**WHAT YOU ARE ASKED TO DO**
Reproduce every one of the following items word for word, keeping each line in its original order.

**RECORDS SUPPLIED**
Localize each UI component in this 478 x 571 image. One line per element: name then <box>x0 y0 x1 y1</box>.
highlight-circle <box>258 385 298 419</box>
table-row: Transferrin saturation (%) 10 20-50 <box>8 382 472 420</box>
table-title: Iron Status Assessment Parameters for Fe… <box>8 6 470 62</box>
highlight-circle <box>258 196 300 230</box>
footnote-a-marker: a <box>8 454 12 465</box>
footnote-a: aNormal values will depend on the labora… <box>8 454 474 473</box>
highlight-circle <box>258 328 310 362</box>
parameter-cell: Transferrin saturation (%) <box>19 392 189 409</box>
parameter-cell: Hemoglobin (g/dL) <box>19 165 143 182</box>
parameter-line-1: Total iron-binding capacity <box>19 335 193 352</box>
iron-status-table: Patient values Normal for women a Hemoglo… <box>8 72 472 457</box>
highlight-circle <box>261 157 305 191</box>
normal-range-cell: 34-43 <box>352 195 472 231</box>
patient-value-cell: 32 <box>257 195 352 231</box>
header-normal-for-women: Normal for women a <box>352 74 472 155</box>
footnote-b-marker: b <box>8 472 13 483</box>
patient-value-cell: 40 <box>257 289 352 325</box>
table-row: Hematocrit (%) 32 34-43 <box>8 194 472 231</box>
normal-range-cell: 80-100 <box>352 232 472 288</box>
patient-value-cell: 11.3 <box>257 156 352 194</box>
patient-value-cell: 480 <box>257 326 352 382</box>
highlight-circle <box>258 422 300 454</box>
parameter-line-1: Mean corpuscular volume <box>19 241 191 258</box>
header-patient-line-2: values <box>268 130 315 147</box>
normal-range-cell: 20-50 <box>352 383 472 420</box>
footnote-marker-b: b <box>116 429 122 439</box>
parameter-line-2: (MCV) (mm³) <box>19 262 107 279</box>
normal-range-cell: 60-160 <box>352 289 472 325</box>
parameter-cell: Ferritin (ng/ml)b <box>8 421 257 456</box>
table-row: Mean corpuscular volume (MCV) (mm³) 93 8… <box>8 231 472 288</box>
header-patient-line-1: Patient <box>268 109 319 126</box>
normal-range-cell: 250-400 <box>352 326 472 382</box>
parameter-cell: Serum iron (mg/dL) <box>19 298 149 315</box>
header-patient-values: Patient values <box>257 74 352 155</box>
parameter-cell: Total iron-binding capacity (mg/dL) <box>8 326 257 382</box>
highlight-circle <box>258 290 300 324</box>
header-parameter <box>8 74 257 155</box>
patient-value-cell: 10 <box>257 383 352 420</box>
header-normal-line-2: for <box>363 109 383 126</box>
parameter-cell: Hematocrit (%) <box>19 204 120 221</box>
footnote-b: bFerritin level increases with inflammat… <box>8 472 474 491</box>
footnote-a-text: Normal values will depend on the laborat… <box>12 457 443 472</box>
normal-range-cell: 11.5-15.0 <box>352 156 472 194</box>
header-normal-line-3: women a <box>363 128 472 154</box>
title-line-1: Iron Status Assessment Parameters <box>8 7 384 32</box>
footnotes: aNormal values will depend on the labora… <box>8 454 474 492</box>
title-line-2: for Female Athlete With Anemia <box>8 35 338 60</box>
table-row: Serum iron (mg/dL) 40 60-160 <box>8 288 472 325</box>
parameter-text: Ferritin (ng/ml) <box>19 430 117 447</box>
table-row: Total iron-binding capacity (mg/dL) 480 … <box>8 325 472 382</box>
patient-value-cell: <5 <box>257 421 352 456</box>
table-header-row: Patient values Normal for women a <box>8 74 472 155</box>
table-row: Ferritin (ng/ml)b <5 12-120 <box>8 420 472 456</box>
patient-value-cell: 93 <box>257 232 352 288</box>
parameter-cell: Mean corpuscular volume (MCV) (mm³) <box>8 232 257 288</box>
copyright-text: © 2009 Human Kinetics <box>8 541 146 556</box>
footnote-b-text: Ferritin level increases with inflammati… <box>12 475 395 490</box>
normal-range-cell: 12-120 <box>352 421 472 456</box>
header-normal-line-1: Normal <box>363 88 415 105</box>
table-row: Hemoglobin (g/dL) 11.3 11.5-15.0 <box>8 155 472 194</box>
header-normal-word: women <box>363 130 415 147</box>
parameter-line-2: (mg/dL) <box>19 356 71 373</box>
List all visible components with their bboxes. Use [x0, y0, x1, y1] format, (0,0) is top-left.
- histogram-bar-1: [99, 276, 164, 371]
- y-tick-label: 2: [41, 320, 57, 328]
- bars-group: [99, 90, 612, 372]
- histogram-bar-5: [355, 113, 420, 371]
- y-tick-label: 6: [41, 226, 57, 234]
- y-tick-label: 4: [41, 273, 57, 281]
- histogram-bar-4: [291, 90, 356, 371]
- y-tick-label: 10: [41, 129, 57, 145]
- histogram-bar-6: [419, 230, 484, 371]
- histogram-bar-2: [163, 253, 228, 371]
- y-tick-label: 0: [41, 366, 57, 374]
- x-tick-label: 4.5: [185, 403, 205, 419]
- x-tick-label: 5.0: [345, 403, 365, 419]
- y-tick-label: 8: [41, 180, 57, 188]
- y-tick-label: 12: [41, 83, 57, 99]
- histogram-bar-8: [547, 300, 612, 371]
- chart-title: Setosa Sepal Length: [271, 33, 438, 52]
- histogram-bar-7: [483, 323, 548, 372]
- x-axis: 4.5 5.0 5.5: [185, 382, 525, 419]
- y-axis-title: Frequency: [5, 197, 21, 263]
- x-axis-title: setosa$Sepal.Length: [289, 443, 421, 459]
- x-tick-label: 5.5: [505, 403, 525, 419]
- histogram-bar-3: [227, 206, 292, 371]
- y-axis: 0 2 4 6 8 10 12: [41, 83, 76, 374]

**FULL SOLUTION**
Localize each UI component in this 478 x 571 image. One line per element: name then <box>x0 y0 x1 y1</box>.
highlight-circle <box>258 385 298 419</box>
table-row: Transferrin saturation (%) 10 20-50 <box>8 382 472 420</box>
table-title: Iron Status Assessment Parameters for Fe… <box>8 6 470 62</box>
highlight-circle <box>258 196 300 230</box>
footnote-a-marker: a <box>8 454 12 465</box>
footnote-a: aNormal values will depend on the labora… <box>8 454 474 473</box>
highlight-circle <box>258 328 310 362</box>
parameter-cell: Transferrin saturation (%) <box>19 392 189 409</box>
parameter-cell: Hemoglobin (g/dL) <box>19 165 143 182</box>
parameter-line-1: Total iron-binding capacity <box>19 335 193 352</box>
iron-status-table: Patient values Normal for women a Hemoglo… <box>8 72 472 457</box>
highlight-circle <box>261 157 305 191</box>
normal-range-cell: 34-43 <box>352 195 472 231</box>
patient-value-cell: 32 <box>257 195 352 231</box>
header-normal-for-women: Normal for women a <box>352 74 472 155</box>
footnote-b-marker: b <box>8 472 13 483</box>
patient-value-cell: 40 <box>257 289 352 325</box>
table-row: Hematocrit (%) 32 34-43 <box>8 194 472 231</box>
normal-range-cell: 80-100 <box>352 232 472 288</box>
patient-value-cell: 11.3 <box>257 156 352 194</box>
patient-value-cell: 480 <box>257 326 352 382</box>
highlight-circle <box>258 422 300 454</box>
parameter-line-1: Mean corpuscular volume <box>19 241 191 258</box>
header-patient-line-2: values <box>268 130 315 147</box>
normal-range-cell: 20-50 <box>352 383 472 420</box>
footnote-marker-b: b <box>116 429 122 439</box>
parameter-line-2: (MCV) (mm³) <box>19 262 107 279</box>
normal-range-cell: 60-160 <box>352 289 472 325</box>
parameter-cell: Ferritin (ng/ml)b <box>8 421 257 456</box>
table-row: Mean corpuscular volume (MCV) (mm³) 93 8… <box>8 231 472 288</box>
header-patient-line-1: Patient <box>268 109 319 126</box>
normal-range-cell: 250-400 <box>352 326 472 382</box>
parameter-cell: Serum iron (mg/dL) <box>19 298 149 315</box>
header-patient-values: Patient values <box>257 74 352 155</box>
parameter-cell: Total iron-binding capacity (mg/dL) <box>8 326 257 382</box>
highlight-circle <box>258 290 300 324</box>
header-parameter <box>8 74 257 155</box>
patient-value-cell: 10 <box>257 383 352 420</box>
header-normal-line-2: for <box>363 109 383 126</box>
parameter-cell: Hematocrit (%) <box>19 204 120 221</box>
footnote-b: bFerritin level increases with inflammat… <box>8 472 474 491</box>
footnote-a-text: Normal values will depend on the laborat… <box>12 457 443 472</box>
normal-range-cell: 11.5-15.0 <box>352 156 472 194</box>
header-normal-line-3: women a <box>363 128 472 154</box>
title-line-1: Iron Status Assessment Parameters <box>8 7 384 32</box>
footnotes: aNormal values will depend on the labora… <box>8 454 474 492</box>
title-line-2: for Female Athlete With Anemia <box>8 35 338 60</box>
table-row: Serum iron (mg/dL) 40 60-160 <box>8 288 472 325</box>
parameter-text: Ferritin (ng/ml) <box>19 430 117 447</box>
table-row: Total iron-binding capacity (mg/dL) 480 … <box>8 325 472 382</box>
patient-value-cell: <5 <box>257 421 352 456</box>
table-header-row: Patient values Normal for women a <box>8 74 472 155</box>
table-row: Ferritin (ng/ml)b <5 12-120 <box>8 420 472 456</box>
patient-value-cell: 93 <box>257 232 352 288</box>
parameter-cell: Mean corpuscular volume (MCV) (mm³) <box>8 232 257 288</box>
copyright-text: © 2009 Human Kinetics <box>8 541 146 556</box>
footnote-b-text: Ferritin level increases with inflammati… <box>12 475 395 490</box>
normal-range-cell: 12-120 <box>352 421 472 456</box>
header-normal-line-1: Normal <box>363 88 415 105</box>
table-row: Hemoglobin (g/dL) 11.3 11.5-15.0 <box>8 155 472 194</box>
header-normal-word: women <box>363 130 415 147</box>
parameter-line-2: (mg/dL) <box>19 356 71 373</box>
List all visible components with their bboxes. Use [x0, y0, x1, y1] format, (0,0) is top-left.
- histogram-bar-1: [99, 276, 164, 371]
- y-tick-label: 2: [41, 320, 57, 328]
- bars-group: [99, 90, 612, 372]
- histogram-bar-5: [355, 113, 420, 371]
- y-tick-label: 6: [41, 226, 57, 234]
- y-tick-label: 4: [41, 273, 57, 281]
- histogram-bar-4: [291, 90, 356, 371]
- y-tick-label: 10: [41, 129, 57, 145]
- histogram-bar-6: [419, 230, 484, 371]
- histogram-bar-2: [163, 253, 228, 371]
- y-tick-label: 0: [41, 366, 57, 374]
- x-tick-label: 4.5: [185, 403, 205, 419]
- x-tick-label: 5.0: [345, 403, 365, 419]
- y-tick-label: 8: [41, 180, 57, 188]
- y-tick-label: 12: [41, 83, 57, 99]
- histogram-bar-8: [547, 300, 612, 371]
- chart-title: Setosa Sepal Length: [271, 33, 438, 52]
- histogram-bar-7: [483, 323, 548, 372]
- x-axis: 4.5 5.0 5.5: [185, 382, 525, 419]
- y-axis-title: Frequency: [5, 197, 21, 263]
- x-axis-title: setosa$Sepal.Length: [289, 443, 421, 459]
- x-tick-label: 5.5: [505, 403, 525, 419]
- histogram-bar-3: [227, 206, 292, 371]
- y-axis: 0 2 4 6 8 10 12: [41, 83, 76, 374]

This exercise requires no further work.